■ REQUIREMENT ■
Locate the word "JSON" in the entries below, then gather every line that holds it.

■ EXTRACTED MATERIAL ■

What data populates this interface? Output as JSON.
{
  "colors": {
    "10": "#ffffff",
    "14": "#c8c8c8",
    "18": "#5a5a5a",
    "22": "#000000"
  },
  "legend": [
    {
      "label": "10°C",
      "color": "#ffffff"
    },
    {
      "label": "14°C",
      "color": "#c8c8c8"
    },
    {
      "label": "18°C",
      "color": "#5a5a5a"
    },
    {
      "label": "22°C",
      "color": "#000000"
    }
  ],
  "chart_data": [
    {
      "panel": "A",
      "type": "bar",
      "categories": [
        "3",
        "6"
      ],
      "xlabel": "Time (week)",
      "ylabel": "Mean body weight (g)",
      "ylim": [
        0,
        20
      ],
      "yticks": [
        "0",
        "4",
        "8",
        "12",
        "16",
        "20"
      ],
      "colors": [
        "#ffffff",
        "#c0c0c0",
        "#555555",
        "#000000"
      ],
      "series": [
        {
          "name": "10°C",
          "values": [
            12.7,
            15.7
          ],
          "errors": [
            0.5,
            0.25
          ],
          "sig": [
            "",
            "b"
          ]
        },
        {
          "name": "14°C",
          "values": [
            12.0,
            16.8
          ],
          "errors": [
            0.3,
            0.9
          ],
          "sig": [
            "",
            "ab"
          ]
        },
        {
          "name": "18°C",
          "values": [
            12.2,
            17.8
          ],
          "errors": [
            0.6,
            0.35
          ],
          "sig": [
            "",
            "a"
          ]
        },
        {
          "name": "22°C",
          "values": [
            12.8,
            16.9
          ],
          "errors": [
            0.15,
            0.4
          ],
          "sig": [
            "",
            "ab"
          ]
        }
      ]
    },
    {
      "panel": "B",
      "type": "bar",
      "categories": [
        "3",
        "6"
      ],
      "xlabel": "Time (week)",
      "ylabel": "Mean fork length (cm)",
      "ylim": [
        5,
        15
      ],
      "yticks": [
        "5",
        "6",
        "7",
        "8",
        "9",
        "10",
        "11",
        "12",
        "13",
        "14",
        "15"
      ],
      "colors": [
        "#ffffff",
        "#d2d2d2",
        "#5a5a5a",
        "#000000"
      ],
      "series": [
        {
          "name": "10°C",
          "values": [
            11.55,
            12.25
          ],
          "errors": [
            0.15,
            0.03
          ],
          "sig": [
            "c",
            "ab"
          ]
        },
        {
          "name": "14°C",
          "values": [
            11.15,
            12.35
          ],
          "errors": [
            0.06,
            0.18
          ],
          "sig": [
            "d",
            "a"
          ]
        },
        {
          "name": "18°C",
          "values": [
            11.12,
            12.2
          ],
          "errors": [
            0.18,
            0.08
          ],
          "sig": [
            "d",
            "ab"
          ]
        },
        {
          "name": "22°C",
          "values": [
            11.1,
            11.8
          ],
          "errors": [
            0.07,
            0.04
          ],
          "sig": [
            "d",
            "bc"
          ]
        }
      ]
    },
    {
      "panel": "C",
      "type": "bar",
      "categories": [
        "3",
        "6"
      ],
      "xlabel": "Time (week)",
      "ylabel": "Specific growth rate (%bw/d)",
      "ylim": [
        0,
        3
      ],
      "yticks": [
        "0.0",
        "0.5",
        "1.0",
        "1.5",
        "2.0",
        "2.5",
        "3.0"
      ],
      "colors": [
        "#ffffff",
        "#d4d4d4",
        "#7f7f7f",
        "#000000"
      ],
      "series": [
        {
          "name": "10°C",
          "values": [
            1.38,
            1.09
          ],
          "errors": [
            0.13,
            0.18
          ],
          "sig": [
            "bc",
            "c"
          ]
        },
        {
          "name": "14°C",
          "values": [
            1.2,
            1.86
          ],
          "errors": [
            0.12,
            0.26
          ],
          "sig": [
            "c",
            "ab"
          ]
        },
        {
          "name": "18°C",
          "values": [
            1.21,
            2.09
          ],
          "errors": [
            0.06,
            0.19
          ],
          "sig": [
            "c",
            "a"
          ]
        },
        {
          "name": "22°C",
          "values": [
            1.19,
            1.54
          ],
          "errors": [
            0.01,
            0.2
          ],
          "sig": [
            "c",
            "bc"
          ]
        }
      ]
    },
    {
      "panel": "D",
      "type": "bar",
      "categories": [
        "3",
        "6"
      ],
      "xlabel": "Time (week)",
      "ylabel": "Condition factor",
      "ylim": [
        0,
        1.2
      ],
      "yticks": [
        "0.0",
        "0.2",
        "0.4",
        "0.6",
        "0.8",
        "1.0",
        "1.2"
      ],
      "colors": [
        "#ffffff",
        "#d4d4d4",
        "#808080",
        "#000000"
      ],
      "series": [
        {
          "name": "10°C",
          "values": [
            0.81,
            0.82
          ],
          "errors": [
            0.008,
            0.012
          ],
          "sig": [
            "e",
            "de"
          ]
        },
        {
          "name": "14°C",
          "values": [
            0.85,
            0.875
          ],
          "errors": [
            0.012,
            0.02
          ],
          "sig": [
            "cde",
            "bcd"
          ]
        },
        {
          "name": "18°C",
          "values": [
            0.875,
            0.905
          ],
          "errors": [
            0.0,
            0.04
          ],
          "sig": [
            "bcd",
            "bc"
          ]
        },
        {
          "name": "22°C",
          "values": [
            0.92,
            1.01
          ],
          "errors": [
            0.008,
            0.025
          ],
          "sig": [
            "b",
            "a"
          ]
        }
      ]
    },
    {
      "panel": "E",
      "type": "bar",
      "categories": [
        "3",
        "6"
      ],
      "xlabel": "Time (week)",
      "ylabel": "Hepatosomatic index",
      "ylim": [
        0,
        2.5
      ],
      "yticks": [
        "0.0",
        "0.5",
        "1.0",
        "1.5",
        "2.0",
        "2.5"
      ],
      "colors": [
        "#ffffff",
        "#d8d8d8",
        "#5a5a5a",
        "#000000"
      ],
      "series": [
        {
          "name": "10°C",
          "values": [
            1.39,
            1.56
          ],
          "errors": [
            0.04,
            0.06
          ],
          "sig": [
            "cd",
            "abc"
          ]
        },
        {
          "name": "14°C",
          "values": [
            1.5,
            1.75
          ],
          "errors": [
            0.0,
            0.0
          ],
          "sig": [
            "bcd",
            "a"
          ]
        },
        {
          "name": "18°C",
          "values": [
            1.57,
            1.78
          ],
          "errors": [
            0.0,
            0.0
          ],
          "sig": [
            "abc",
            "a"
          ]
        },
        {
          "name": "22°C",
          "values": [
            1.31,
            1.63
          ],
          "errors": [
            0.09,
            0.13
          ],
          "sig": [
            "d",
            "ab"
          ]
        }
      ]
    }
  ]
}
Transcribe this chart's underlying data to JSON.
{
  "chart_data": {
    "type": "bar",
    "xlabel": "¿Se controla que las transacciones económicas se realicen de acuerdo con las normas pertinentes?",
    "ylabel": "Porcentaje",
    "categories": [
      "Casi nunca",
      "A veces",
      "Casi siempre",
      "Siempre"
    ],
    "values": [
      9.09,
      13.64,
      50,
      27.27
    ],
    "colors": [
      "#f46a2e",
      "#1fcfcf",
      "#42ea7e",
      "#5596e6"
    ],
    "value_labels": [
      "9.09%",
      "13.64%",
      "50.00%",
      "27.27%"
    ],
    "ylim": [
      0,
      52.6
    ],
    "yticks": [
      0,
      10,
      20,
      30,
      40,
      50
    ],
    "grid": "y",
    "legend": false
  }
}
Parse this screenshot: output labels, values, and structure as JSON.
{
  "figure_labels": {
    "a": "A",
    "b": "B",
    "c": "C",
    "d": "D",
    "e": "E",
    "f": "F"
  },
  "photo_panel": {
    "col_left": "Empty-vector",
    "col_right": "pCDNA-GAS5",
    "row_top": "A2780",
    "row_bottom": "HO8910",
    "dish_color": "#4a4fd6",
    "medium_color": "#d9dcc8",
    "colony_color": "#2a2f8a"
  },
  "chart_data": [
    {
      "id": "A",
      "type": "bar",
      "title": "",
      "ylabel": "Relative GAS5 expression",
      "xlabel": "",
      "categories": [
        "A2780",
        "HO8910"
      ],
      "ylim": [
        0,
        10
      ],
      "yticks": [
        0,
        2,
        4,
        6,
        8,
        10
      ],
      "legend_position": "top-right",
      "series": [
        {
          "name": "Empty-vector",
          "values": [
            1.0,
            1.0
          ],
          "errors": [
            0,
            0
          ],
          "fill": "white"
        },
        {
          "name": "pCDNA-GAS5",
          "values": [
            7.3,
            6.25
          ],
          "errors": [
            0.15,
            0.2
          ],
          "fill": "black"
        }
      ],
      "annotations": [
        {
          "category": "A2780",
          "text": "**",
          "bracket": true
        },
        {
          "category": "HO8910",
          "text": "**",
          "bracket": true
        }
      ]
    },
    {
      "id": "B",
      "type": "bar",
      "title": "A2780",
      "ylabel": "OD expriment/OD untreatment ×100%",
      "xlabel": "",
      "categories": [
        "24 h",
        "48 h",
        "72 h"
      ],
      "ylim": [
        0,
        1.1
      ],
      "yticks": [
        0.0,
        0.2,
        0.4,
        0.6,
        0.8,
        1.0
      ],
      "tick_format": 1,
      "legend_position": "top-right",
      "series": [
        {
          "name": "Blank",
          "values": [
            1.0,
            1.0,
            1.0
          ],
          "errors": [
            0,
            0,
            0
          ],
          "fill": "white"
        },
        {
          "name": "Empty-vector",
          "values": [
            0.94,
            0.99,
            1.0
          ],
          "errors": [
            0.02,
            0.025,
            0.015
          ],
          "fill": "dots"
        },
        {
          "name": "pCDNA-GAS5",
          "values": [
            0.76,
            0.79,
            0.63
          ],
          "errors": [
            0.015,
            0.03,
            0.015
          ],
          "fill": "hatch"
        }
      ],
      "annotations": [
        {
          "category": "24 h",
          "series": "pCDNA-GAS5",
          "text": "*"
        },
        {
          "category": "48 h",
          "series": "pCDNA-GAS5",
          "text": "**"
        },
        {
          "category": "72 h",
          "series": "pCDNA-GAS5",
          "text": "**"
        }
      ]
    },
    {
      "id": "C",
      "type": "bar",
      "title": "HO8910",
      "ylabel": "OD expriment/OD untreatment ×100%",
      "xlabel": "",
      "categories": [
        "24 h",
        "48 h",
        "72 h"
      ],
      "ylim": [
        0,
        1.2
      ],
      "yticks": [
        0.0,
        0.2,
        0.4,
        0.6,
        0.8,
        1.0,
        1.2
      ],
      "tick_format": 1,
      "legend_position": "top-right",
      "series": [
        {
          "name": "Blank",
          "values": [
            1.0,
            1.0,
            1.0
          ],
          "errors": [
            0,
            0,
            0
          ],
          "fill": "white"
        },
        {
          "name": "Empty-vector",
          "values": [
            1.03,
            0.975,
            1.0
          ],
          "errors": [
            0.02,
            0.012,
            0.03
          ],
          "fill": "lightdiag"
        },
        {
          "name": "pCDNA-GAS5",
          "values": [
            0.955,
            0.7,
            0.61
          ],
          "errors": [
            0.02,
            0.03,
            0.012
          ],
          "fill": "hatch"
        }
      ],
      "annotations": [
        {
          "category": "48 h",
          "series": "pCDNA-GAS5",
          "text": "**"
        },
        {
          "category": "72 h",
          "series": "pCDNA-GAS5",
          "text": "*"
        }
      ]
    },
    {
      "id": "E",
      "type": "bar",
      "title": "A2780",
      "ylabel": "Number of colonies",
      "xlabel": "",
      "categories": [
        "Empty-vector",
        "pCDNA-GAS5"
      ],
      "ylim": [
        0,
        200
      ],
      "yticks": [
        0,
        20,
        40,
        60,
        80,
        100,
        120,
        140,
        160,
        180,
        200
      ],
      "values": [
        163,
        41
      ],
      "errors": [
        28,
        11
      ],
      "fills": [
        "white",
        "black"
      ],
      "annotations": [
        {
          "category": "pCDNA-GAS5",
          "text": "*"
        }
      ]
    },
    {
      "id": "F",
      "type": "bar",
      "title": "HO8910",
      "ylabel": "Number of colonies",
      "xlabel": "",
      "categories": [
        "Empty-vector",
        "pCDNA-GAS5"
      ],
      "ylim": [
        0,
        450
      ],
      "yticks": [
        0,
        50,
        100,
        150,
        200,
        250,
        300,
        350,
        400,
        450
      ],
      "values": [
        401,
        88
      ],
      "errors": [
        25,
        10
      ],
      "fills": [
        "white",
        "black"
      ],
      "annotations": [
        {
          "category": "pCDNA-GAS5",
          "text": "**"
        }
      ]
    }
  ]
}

■ ANSWER FOR THIS EXERCISE ■
What data populates this interface? Output as JSON.
Transcribe this chart's underlying data to JSON.
Parse this screenshot: output labels, values, and structure as JSON.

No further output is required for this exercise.